* AIM *
Give all of the lines again exactly as they read.

Figure record listings
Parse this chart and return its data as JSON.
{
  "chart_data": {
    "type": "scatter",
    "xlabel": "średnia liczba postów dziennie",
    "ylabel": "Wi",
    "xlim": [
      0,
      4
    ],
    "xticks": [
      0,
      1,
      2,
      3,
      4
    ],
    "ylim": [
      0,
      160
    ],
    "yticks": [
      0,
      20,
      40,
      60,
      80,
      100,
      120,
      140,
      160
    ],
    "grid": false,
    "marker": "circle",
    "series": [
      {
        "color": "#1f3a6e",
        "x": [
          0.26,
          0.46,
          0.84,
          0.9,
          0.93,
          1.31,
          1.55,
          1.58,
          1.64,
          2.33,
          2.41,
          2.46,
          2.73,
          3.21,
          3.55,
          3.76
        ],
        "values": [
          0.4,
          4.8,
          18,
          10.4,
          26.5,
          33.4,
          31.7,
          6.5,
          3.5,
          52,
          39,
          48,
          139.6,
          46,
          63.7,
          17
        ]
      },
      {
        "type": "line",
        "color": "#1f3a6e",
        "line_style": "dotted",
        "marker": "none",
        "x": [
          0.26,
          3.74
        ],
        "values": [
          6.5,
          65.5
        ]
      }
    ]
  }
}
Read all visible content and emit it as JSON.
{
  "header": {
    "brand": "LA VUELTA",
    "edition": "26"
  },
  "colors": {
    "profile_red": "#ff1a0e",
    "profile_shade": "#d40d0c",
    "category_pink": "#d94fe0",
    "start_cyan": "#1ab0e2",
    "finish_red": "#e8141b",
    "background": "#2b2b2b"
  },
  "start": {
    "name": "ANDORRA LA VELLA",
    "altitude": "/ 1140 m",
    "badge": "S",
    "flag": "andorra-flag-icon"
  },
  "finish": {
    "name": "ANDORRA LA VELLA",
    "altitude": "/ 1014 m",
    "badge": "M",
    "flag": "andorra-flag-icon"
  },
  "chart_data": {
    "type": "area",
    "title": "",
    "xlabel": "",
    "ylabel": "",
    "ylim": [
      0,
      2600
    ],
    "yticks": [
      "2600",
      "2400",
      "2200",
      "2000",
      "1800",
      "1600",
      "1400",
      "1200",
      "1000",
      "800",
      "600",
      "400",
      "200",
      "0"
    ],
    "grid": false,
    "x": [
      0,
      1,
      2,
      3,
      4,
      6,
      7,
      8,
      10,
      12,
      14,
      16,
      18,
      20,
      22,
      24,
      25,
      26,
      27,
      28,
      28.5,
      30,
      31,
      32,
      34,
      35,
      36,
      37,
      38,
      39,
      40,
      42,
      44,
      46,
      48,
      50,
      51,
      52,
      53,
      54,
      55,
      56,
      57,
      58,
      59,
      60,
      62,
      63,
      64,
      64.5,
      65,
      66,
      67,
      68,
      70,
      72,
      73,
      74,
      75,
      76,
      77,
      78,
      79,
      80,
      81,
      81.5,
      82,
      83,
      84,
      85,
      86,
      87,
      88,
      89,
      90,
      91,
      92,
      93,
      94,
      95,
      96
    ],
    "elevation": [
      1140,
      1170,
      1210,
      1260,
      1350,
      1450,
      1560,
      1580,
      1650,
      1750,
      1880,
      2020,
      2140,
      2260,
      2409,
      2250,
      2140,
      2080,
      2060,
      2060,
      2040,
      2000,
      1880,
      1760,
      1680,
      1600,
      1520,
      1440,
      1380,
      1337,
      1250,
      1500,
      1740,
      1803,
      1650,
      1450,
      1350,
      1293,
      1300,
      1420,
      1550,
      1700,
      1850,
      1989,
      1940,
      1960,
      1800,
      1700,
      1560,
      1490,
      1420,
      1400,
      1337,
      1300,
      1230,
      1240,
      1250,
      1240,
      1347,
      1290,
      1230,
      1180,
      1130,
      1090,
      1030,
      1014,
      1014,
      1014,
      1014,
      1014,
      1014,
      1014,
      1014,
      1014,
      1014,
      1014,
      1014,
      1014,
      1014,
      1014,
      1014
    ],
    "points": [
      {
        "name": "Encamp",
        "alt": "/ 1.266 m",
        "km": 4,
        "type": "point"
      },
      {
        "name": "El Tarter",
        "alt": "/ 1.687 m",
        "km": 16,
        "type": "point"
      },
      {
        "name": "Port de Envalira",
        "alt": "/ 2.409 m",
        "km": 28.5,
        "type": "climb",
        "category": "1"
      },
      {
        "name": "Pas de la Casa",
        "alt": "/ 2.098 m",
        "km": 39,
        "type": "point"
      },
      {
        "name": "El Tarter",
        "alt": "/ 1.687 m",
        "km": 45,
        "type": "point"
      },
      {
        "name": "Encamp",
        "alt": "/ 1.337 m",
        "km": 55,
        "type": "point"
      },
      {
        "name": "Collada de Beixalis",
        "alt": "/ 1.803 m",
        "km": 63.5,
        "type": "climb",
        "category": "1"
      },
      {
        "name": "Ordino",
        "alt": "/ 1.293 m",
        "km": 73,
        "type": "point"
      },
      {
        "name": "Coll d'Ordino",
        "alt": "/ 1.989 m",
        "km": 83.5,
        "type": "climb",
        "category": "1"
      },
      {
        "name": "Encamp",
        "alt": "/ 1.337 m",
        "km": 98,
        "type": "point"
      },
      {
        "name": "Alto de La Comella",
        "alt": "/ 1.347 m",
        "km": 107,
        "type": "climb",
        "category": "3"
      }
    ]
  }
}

* CORRECT OUTPUT *
Parse this chart and return its data as JSON.
{
  "chart_data": {
    "type": "scatter",
    "xlabel": "średnia liczba postów dziennie",
    "ylabel": "Wi",
    "xlim": [
      0,
      4
    ],
    "xticks": [
      0,
      1,
      2,
      3,
      4
    ],
    "ylim": [
      0,
      160
    ],
    "yticks": [
      0,
      20,
      40,
      60,
      80,
      100,
      120,
      140,
      160
    ],
    "grid": false,
    "marker": "circle",
    "series": [
      {
        "color": "#1f3a6e",
        "x": [
          0.26,
          0.46,
          0.84,
          0.9,
          0.93,
          1.31,
          1.55,
          1.58,
          1.64,
          2.33,
          2.41,
          2.46,
          2.73,
          3.21,
          3.55,
          3.76
        ],
        "values": [
          0.4,
          4.8,
          18,
          10.4,
          26.5,
          33.4,
          31.7,
          6.5,
          3.5,
          52,
          39,
          48,
          139.6,
          46,
          63.7,
          17
        ]
      },
      {
        "type": "line",
        "color": "#1f3a6e",
        "line_style": "dotted",
        "marker": "none",
        "x": [
          0.26,
          3.74
        ],
        "values": [
          6.5,
          65.5
        ]
      }
    ]
  }
}
Read all visible content and emit it as JSON.
{
  "header": {
    "brand": "LA VUELTA",
    "edition": "26"
  },
  "colors": {
    "profile_red": "#ff1a0e",
    "profile_shade": "#d40d0c",
    "category_pink": "#d94fe0",
    "start_cyan": "#1ab0e2",
    "finish_red": "#e8141b",
    "background": "#2b2b2b"
  },
  "start": {
    "name": "ANDORRA LA VELLA",
    "altitude": "/ 1140 m",
    "badge": "S",
    "flag": "andorra-flag-icon"
  },
  "finish": {
    "name": "ANDORRA LA VELLA",
    "altitude": "/ 1014 m",
    "badge": "M",
    "flag": "andorra-flag-icon"
  },
  "chart_data": {
    "type": "area",
    "title": "",
    "xlabel": "",
    "ylabel": "",
    "ylim": [
      0,
      2600
    ],
    "yticks": [
      "2600",
      "2400",
      "2200",
      "2000",
      "1800",
      "1600",
      "1400",
      "1200",
      "1000",
      "800",
      "600",
      "400",
      "200",
      "0"
    ],
    "grid": false,
    "x": [
      0,
      1,
      2,
      3,
      4,
      6,
      7,
      8,
      10,
      12,
      14,
      16,
      18,
      20,
      22,
      24,
      25,
      26,
      27,
      28,
      28.5,
      30,
      31,
      32,
      34,
      35,
      36,
      37,
      38,
      39,
      40,
      42,
      44,
      46,
      48,
      50,
      51,
      52,
      53,
      54,
      55,
      56,
      57,
      58,
      59,
      60,
      62,
      63,
      64,
      64.5,
      65,
      66,
      67,
      68,
      70,
      72,
      73,
      74,
      75,
      76,
      77,
      78,
      79,
      80,
      81,
      81.5,
      82,
      83,
      84,
      85,
      86,
      87,
      88,
      89,
      90,
      91,
      92,
      93,
      94,
      95,
      96
    ],
    "elevation": [
      1140,
      1170,
      1210,
      1260,
      1350,
      1450,
      1560,
      1580,
      1650,
      1750,
      1880,
      2020,
      2140,
      2260,
      2409,
      2250,
      2140,
      2080,
      2060,
      2060,
      2040,
      2000,
      1880,
      1760,
      1680,
      1600,
      1520,
      1440,
      1380,
      1337,
      1250,
      1500,
      1740,
      1803,
      1650,
      1450,
      1350,
      1293,
      1300,
      1420,
      1550,
      1700,
      1850,
      1989,
      1940,
      1960,
      1800,
      1700,
      1560,
      1490,
      1420,
      1400,
      1337,
      1300,
      1230,
      1240,
      1250,
      1240,
      1347,
      1290,
      1230,
      1180,
      1130,
      1090,
      1030,
      1014,
      1014,
      1014,
      1014,
      1014,
      1014,
      1014,
      1014,
      1014,
      1014,
      1014,
      1014,
      1014,
      1014,
      1014,
      1014
    ],
    "points": [
      {
        "name": "Encamp",
        "alt": "/ 1.266 m",
        "km": 4,
        "type": "point"
      },
      {
        "name": "El Tarter",
        "alt": "/ 1.687 m",
        "km": 16,
        "type": "point"
      },
      {
        "name": "Port de Envalira",
        "alt": "/ 2.409 m",
        "km": 28.5,
        "type": "climb",
        "category": "1"
      },
      {
        "name": "Pas de la Casa",
        "alt": "/ 2.098 m",
        "km": 39,
        "type": "point"
      },
      {
        "name": "El Tarter",
        "alt": "/ 1.687 m",
        "km": 45,
        "type": "point"
      },
      {
        "name": "Encamp",
        "alt": "/ 1.337 m",
        "km": 55,
        "type": "point"
      },
      {
        "name": "Collada de Beixalis",
        "alt": "/ 1.803 m",
        "km": 63.5,
        "type": "climb",
        "category": "1"
      },
      {
        "name": "Ordino",
        "alt": "/ 1.293 m",
        "km": 73,
        "type": "point"
      },
      {
        "name": "Coll d'Ordino",
        "alt": "/ 1.989 m",
        "km": 83.5,
        "type": "climb",
        "category": "1"
      },
      {
        "name": "Encamp",
        "alt": "/ 1.337 m",
        "km": 98,
        "type": "point"
      },
      {
        "name": "Alto de La Comella",
        "alt": "/ 1.347 m",
        "km": 107,
        "type": "climb",
        "category": "3"
      }
    ]
  }
}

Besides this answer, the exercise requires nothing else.